(Collection entries)
※ ※ ※
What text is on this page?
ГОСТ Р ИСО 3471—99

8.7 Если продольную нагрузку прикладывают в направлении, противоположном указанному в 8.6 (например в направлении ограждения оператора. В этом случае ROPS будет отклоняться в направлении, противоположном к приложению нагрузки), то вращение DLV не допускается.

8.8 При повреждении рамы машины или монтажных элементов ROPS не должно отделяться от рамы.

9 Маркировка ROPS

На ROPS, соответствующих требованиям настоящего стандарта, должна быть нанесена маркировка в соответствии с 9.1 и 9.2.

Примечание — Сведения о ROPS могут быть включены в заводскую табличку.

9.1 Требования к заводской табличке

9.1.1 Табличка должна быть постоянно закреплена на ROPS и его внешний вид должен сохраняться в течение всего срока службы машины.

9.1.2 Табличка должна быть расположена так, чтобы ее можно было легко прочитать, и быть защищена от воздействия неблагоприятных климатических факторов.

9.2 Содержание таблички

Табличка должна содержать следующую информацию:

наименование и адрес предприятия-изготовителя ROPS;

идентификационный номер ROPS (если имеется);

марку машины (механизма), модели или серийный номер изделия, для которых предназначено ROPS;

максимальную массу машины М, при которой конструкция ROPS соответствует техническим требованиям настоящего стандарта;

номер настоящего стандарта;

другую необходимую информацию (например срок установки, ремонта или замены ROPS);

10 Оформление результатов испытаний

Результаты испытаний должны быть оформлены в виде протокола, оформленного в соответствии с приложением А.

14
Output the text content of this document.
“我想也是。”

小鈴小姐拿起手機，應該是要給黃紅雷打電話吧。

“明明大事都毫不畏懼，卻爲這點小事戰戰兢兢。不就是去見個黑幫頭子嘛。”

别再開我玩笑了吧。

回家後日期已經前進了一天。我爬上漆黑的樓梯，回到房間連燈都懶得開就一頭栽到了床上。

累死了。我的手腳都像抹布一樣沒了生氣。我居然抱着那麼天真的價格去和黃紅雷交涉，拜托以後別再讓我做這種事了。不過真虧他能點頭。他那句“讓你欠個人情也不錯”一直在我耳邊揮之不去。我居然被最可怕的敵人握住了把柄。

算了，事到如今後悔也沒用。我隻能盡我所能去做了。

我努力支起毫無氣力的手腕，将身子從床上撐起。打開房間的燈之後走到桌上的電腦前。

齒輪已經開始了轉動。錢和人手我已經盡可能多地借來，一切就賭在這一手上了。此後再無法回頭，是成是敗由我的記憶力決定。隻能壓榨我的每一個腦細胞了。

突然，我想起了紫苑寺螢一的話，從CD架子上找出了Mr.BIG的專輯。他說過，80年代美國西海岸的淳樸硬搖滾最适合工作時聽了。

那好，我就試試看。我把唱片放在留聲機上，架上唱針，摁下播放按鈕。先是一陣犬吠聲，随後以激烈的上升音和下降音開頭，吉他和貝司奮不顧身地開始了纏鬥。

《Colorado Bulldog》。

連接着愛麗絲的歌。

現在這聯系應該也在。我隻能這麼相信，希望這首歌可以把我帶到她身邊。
※ ※ ※
** WORK INSTRUCTIONS **
Leave out every line without the string "Табличка" and copy the rest.

** OUTPUT **
9.1.1 Табличка должна быть постоянно закреплена на ROPS и его внешний вид должен сохраняться в течение всего срока службы машины.
9.1.2 Табличка должна быть расположена так, чтобы ее можно было легко прочитать, и быть защищена от воздействия неблагоприятных климатических факторов.
Табличка должна содержать следующую информацию:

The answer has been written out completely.